→ **TASK DETAILS**
Find the word "palepink" in the data. Return every line where it appears.

::::::::

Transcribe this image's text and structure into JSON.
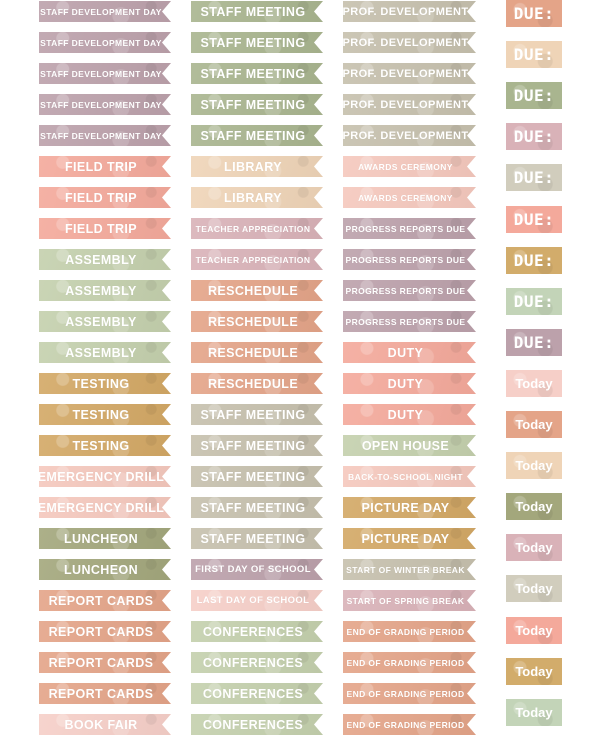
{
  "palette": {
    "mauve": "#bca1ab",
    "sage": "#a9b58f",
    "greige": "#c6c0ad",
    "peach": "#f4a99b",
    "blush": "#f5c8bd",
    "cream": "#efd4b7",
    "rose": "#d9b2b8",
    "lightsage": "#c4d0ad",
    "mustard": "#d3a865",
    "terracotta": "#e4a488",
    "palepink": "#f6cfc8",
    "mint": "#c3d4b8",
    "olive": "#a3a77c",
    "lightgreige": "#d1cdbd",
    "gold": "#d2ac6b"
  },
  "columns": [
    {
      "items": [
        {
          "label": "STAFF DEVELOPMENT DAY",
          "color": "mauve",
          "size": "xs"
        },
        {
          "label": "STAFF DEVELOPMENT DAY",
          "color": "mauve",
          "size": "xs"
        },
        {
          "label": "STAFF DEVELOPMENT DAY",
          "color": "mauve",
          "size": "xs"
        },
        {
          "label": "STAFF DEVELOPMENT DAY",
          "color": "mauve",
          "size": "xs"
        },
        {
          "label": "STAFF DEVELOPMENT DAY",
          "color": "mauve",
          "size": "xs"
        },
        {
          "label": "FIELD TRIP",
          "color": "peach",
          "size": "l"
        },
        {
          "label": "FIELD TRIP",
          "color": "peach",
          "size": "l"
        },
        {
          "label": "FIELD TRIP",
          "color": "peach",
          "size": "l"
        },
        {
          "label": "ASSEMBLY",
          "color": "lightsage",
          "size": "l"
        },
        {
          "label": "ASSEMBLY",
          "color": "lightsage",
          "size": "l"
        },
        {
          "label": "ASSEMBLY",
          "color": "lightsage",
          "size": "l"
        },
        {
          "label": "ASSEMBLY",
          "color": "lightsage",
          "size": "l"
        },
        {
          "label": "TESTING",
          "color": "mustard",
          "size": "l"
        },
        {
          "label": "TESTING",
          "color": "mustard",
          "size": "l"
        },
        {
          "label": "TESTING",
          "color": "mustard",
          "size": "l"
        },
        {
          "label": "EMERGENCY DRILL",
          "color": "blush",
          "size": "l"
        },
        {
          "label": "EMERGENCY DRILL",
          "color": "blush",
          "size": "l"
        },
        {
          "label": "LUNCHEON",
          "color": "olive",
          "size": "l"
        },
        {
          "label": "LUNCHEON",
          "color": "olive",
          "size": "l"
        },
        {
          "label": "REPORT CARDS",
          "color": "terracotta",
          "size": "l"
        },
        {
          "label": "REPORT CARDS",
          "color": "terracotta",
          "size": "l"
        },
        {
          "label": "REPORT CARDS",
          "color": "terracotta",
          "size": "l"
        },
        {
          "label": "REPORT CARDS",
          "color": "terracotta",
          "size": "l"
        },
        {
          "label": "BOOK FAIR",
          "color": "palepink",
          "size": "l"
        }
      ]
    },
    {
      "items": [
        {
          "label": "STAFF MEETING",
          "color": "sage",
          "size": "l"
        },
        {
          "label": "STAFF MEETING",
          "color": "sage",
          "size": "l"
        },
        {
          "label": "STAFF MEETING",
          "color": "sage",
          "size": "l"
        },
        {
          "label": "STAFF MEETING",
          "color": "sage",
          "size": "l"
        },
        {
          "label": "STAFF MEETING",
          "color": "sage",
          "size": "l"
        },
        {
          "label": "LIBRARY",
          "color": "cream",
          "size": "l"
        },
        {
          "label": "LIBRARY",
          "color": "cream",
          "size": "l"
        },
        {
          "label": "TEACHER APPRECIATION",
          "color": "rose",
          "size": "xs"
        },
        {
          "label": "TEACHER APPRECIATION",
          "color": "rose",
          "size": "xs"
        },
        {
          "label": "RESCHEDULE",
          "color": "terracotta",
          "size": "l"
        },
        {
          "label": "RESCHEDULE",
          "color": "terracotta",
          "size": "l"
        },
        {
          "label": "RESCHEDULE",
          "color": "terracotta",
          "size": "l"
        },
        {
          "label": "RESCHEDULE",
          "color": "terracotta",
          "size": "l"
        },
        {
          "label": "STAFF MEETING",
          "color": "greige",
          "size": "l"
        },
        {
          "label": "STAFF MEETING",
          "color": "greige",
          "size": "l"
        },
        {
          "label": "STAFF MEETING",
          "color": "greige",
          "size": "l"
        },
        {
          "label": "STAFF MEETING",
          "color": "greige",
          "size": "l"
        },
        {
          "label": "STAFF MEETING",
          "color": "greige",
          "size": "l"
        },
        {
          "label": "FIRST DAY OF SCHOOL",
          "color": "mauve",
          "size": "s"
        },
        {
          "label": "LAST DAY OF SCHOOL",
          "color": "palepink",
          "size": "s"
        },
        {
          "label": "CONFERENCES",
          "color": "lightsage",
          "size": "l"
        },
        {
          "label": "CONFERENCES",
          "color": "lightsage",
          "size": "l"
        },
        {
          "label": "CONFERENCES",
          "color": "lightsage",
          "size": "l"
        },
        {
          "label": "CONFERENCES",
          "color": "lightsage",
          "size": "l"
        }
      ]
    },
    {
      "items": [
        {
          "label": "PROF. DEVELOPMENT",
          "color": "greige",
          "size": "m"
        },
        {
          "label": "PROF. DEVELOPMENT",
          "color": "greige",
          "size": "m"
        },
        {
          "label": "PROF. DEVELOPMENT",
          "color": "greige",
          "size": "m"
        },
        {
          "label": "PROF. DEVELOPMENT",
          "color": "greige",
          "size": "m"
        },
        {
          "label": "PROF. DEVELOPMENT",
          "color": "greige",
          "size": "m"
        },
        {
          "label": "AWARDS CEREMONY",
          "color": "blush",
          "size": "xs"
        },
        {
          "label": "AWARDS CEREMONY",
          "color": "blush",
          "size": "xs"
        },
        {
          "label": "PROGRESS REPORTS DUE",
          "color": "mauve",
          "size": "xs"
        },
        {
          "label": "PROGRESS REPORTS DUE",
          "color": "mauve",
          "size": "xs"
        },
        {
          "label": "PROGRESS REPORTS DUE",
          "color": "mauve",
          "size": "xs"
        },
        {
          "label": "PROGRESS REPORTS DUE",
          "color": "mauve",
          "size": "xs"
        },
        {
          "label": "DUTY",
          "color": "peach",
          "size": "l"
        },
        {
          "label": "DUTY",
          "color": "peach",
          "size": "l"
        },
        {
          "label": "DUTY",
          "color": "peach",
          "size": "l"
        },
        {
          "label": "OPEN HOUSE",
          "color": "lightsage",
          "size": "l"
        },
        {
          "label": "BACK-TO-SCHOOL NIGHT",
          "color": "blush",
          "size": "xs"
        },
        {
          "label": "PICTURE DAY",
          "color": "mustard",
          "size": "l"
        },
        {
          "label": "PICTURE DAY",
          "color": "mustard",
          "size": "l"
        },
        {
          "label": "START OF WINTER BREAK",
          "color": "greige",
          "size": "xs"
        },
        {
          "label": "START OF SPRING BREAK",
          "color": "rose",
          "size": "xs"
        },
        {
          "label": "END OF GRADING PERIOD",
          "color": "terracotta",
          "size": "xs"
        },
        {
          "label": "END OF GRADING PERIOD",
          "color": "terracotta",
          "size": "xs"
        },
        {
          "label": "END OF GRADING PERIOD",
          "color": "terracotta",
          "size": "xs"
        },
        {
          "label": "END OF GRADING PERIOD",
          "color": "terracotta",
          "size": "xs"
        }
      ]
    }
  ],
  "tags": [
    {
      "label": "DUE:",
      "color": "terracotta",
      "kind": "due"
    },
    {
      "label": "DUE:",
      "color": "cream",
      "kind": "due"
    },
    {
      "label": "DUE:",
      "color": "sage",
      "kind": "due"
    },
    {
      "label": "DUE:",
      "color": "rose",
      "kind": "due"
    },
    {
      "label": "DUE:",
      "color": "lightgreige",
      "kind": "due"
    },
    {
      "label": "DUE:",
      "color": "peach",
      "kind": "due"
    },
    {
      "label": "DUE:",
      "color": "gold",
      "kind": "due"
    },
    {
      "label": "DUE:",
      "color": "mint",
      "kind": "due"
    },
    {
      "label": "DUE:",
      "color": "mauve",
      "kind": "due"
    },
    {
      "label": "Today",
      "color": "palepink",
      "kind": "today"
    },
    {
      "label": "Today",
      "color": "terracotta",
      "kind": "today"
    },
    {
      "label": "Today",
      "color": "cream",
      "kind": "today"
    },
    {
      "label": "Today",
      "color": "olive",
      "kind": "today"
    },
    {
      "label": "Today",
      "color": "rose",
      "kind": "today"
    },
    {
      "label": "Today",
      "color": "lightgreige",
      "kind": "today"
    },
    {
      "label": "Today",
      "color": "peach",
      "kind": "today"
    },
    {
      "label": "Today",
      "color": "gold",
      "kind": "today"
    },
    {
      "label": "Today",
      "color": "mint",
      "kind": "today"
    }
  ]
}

::::::::

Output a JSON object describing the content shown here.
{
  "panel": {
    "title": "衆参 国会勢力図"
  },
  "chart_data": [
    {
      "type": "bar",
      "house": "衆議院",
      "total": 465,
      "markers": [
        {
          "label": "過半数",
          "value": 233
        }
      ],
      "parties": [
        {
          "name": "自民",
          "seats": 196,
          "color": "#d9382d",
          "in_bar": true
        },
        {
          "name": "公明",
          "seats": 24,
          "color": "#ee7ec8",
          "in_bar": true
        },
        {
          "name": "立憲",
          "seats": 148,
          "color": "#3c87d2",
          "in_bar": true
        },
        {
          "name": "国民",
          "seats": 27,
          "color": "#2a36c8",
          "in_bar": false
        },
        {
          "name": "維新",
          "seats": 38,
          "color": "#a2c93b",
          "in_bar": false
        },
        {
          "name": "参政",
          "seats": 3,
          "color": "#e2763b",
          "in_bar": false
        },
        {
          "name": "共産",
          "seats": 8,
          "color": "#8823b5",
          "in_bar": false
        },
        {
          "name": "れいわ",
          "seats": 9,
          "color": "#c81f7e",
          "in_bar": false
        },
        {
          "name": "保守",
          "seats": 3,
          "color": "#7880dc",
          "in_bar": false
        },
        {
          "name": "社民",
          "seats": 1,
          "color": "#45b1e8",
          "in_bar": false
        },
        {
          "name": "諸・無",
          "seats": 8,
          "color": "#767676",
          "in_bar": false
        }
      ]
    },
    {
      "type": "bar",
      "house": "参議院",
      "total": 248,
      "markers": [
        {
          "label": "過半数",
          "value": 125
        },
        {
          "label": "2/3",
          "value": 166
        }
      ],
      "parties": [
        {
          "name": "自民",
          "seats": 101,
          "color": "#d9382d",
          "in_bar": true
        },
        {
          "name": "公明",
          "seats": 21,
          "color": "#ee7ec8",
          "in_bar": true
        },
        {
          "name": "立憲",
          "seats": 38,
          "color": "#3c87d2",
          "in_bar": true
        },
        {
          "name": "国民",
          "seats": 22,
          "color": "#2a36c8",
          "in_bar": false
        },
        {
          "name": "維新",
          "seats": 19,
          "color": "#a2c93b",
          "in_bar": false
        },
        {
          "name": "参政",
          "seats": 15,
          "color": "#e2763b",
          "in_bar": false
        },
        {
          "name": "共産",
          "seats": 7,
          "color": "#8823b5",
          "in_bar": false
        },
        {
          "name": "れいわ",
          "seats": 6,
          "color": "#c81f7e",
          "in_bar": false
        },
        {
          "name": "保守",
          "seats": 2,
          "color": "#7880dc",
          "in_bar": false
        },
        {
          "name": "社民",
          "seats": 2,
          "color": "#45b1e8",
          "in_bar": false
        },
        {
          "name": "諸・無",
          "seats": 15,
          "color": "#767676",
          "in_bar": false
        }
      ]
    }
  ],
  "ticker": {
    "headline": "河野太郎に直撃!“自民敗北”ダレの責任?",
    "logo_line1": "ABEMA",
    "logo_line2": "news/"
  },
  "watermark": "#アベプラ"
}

::::::::

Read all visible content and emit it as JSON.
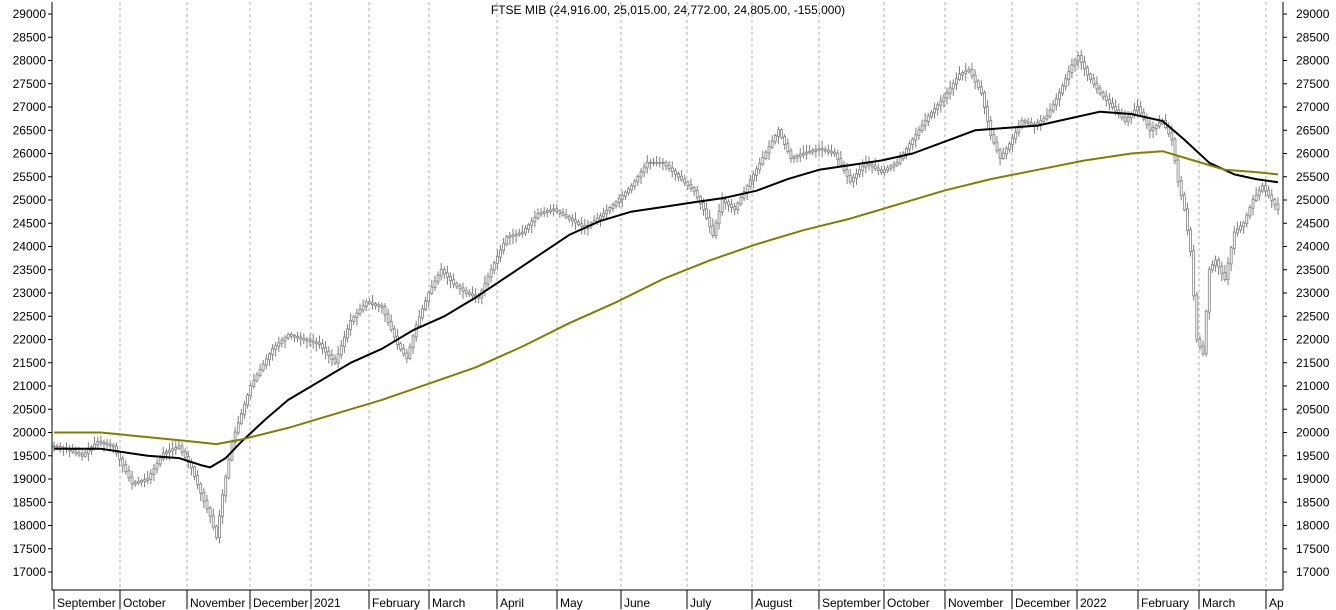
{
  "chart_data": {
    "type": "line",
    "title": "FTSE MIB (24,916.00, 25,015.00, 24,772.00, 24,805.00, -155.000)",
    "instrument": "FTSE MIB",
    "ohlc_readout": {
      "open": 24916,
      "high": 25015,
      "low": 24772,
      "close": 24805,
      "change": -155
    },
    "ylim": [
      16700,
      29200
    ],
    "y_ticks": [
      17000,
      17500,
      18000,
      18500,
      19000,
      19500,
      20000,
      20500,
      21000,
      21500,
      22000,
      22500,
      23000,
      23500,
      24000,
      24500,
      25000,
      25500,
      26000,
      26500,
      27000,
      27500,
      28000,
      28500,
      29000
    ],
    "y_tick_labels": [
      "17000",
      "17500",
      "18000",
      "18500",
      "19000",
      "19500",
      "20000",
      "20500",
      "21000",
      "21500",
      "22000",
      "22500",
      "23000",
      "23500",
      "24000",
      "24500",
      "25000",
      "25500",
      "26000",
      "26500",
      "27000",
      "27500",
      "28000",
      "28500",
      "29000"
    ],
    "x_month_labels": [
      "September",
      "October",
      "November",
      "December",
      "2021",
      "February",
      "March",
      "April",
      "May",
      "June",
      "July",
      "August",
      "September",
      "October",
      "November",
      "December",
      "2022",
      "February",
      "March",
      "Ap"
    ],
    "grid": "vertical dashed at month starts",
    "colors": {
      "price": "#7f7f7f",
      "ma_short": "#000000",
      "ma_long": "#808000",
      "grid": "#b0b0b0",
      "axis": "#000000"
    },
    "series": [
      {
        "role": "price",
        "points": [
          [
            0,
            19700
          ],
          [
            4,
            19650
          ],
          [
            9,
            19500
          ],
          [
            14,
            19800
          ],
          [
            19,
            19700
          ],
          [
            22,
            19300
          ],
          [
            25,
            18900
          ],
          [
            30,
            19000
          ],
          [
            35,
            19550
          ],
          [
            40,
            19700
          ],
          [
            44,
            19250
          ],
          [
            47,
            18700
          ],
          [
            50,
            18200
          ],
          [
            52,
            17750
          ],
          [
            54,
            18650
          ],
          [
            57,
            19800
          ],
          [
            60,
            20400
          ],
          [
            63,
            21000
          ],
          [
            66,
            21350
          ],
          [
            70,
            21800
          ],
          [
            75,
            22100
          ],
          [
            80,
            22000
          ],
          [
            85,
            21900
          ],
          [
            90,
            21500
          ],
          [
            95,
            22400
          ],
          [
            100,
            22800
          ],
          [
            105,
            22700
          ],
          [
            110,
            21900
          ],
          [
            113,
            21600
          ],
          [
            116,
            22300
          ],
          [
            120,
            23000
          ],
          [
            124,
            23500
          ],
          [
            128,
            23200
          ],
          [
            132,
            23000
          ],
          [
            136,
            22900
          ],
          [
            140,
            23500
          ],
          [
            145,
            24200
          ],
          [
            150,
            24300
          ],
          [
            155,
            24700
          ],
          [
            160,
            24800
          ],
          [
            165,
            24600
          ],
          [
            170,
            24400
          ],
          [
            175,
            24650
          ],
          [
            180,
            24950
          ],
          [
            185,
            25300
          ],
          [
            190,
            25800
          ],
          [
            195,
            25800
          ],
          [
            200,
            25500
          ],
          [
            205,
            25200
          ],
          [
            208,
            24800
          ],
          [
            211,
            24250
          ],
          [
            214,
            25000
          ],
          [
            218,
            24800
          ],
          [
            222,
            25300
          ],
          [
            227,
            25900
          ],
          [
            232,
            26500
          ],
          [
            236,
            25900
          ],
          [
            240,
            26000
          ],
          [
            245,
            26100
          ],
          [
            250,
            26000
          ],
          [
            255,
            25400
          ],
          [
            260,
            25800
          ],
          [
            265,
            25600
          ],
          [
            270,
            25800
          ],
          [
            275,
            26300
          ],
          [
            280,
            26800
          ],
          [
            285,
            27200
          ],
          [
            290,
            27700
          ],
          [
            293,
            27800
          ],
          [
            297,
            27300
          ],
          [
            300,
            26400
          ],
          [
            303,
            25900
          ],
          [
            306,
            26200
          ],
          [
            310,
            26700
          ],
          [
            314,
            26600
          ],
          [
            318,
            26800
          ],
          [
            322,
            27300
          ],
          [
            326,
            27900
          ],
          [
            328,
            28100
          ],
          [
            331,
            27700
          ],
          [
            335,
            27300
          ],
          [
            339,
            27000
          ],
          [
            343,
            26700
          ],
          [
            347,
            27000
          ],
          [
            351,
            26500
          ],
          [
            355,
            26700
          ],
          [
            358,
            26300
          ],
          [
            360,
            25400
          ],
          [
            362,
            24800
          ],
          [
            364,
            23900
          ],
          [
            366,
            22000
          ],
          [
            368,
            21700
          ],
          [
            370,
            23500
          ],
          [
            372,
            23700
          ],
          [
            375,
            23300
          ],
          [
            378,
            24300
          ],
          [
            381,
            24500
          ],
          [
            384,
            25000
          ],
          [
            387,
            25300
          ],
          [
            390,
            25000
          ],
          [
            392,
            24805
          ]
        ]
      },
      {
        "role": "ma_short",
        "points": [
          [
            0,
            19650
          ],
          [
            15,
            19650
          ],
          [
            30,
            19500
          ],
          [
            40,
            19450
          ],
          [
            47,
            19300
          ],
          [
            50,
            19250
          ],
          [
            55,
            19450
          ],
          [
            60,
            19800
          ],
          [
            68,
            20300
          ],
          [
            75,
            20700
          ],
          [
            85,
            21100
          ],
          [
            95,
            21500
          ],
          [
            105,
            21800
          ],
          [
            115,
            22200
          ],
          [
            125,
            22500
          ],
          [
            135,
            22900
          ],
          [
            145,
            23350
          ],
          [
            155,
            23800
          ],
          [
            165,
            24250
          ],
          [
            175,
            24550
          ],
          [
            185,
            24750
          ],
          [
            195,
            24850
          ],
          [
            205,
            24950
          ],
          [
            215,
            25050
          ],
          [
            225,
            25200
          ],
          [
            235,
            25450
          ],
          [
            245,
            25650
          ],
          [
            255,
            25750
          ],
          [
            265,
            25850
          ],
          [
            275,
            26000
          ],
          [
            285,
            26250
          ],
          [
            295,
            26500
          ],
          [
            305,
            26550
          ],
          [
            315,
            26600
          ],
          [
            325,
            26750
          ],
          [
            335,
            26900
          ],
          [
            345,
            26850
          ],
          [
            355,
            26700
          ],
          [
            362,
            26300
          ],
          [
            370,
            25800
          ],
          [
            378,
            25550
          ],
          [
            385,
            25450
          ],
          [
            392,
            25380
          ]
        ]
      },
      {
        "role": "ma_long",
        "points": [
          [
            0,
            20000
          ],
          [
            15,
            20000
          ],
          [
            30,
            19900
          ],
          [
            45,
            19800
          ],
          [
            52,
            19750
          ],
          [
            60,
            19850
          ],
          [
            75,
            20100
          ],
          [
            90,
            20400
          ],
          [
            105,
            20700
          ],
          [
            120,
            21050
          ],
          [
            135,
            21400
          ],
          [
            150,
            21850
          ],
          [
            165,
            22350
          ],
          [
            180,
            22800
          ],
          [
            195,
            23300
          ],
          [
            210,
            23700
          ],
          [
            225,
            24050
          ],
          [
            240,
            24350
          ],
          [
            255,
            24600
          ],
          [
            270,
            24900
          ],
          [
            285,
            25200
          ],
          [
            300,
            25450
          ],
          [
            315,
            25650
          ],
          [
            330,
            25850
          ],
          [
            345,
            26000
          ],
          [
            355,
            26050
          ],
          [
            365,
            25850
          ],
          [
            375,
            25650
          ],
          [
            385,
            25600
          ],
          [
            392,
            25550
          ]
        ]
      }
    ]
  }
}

::::::::

→ **FINAL RESULT**
    "palepink": "#f6cfc8",
          "color": "palepink",
          "color": "palepink",
      "color": "palepink",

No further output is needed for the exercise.